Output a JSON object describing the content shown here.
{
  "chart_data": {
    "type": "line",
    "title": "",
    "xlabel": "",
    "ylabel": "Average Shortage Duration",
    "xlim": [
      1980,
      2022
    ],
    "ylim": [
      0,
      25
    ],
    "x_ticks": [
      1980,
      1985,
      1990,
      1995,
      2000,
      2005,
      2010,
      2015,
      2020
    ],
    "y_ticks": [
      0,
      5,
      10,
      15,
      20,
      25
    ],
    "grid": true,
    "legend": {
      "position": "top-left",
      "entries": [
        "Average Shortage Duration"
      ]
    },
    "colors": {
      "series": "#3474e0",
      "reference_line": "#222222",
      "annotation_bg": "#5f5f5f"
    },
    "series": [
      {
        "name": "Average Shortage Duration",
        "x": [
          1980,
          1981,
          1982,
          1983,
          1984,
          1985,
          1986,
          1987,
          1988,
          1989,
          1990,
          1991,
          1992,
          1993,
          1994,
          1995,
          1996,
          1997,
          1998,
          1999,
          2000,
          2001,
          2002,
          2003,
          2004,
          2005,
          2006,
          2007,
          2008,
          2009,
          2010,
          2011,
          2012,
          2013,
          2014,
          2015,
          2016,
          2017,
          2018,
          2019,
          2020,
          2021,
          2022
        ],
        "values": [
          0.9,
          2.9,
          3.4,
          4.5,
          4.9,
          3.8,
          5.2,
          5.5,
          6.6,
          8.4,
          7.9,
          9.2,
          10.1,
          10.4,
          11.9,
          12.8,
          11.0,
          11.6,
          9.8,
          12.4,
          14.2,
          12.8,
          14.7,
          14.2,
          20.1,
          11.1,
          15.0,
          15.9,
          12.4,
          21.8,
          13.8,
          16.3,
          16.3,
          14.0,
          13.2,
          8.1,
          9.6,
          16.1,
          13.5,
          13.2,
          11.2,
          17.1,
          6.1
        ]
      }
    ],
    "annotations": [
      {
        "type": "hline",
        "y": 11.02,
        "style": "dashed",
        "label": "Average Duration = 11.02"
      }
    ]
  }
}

○ ○ ○ ○

Short problem » In the entries above, find every line with the word "Duration" and list it.

Result for this exercise »
    "ylabel": "Average Shortage Duration",
        "Average Shortage Duration"
        "name": "Average Shortage Duration",
        "label": "Average Duration = 11.02"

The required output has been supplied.